>> START SUPPLIED TEXT

Presentation #108.02 in the session Planetary Defense! Part Two.

Published onOct 20, 2022
Planned Radar Observations of Binary near-Earth Asteroid Didymos in 2022

Binary near-Earth asteroid 65803 Didymos is the target of NASA’s Double Asteroid Redirection Test (DART) mission, a test of the kinetic impactor approach to planetary defense (Cheng et al., 2016). The spacecraft was launched in 2021 November, and will impact Dimorphos, the satellite of Didymos, on 2022 September 26 at 23:14 UT. The primary objectives of the DART mission are to shorten the orbital period of Dimorphos and measure the change using ground-based optical observations.

We are planning Goldstone radar (8560 MHz, 3.5 cm) observations of Didymos starting on September 27 and bistatic Goldstone to Green Bank Telescope (GBT) observations from October 2-22, starting about a week after the DART impact. These observations could yield delay-Doppler images with range resolutions as fine as 75 m as well as echo power spectra. We will measure the secondary-to-primary range and Doppler separations, and use them to estimate the mutual orbit parameters, including the change in mean motion, of Dimorphos. The echo power spectra of the system will allow us to place limits on the size and velocity distribution of the impact ejecta at the time of the observations.

>> END SUPPLIED TEXT
>> START ITEMS

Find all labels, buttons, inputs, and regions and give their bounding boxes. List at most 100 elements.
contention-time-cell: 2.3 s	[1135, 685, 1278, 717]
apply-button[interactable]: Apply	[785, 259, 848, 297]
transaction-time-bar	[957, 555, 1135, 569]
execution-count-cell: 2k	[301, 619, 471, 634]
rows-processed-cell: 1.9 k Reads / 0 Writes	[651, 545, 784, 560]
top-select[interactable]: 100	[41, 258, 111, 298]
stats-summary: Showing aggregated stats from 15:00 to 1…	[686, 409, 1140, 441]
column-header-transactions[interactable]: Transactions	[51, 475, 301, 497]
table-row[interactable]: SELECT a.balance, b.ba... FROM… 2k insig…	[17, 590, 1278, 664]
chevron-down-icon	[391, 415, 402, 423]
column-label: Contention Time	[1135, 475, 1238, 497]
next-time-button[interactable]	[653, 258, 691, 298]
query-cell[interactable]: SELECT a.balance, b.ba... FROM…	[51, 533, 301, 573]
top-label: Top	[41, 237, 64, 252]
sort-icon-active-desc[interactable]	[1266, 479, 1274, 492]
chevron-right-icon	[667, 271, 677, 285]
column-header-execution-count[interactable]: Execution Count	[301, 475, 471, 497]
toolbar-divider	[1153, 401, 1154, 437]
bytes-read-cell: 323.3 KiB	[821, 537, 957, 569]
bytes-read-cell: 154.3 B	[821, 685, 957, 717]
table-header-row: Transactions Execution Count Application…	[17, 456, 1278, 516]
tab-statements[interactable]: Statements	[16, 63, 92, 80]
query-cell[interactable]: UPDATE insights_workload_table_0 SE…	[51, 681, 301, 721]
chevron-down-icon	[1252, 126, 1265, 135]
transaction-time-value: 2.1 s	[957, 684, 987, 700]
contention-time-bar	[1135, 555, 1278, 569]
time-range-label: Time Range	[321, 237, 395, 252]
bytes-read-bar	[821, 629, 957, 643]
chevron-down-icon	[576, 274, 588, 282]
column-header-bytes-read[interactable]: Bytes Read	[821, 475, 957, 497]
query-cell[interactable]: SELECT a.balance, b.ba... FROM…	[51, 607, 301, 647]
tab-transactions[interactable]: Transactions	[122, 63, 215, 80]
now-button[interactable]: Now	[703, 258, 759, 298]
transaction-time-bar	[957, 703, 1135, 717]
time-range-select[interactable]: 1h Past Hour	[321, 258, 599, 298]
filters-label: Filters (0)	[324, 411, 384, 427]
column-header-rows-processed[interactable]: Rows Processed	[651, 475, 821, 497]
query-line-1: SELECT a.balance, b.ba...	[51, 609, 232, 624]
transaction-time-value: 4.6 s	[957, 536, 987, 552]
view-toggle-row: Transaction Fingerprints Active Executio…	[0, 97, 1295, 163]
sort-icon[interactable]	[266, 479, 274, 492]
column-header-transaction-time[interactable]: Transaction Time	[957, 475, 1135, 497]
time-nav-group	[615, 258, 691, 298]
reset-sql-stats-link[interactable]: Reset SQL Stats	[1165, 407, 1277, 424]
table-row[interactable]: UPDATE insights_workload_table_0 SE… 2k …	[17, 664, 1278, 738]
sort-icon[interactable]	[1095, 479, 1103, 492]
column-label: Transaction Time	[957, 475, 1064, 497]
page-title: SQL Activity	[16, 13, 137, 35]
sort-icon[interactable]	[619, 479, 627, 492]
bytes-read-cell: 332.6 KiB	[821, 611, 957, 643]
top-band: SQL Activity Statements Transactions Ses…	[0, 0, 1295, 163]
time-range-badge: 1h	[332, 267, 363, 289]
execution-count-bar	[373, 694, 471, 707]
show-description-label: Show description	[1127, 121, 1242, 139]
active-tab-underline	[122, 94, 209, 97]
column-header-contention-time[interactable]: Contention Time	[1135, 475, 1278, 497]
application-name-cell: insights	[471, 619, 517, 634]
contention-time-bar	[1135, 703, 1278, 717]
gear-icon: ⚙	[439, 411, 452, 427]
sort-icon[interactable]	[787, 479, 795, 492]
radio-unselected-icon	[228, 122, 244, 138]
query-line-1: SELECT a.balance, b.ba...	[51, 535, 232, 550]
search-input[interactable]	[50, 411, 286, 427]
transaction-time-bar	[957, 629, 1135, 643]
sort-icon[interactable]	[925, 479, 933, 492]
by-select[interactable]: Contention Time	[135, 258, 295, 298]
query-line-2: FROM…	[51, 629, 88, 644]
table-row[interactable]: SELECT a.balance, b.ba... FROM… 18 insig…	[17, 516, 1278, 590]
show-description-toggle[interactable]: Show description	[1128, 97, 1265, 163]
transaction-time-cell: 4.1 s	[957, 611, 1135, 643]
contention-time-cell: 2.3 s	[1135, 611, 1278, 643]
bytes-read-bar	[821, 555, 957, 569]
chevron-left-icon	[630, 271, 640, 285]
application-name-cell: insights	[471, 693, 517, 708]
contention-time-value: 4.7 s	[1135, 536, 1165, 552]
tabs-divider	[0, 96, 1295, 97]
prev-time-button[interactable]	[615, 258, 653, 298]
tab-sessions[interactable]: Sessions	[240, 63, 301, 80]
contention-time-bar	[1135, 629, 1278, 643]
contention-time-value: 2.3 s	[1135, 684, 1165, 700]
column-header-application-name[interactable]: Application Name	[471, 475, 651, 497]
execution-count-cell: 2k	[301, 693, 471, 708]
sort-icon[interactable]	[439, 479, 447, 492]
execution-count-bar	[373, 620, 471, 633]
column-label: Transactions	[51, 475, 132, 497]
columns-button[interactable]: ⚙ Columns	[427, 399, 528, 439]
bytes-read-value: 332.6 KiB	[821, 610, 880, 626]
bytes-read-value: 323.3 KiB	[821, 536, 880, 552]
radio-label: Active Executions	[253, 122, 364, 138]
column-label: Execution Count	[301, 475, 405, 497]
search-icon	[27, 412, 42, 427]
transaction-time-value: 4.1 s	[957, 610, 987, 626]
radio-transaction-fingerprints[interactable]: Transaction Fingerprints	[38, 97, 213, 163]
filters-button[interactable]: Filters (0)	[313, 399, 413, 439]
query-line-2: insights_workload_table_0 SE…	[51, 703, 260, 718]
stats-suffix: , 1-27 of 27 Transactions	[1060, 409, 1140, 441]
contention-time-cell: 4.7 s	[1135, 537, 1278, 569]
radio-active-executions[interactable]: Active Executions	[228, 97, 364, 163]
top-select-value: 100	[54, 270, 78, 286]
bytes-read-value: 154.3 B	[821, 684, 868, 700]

>> END ITEMS

DIRECTIONS =
Resume the Didymos radar abstract from its final sentence.

RESPONSE =
The primary, Didymos, is roughly spherical with a volume equivalent diameter of 780 ± 30 m and has a ridge along the equator (Naidu et al., 2020). The secondary, Dimorphos, has a diameter of 150 ± 30 m and a spin period of 12.4 ± 3.0 h that is consistent with rotation synchronized with its orbital period of 11.92 h (Naidu et al., 2020). The mutual orbit has a semimajor axis of 1190 ± 30 m (Naidu et al, 2020), a nearly circular eccentricity of < 0.03, and an orbit pole in ecliptic coordinates of (λ, β) = (320.6 ± 13.7, -78.6 ± 1.8)° (Scheirich and Pravec, 2022).

We will present our plans for the upcoming radar observations, expected results, and how the data will contribute to the measurement of the change in mutual orbit due to the DART impact.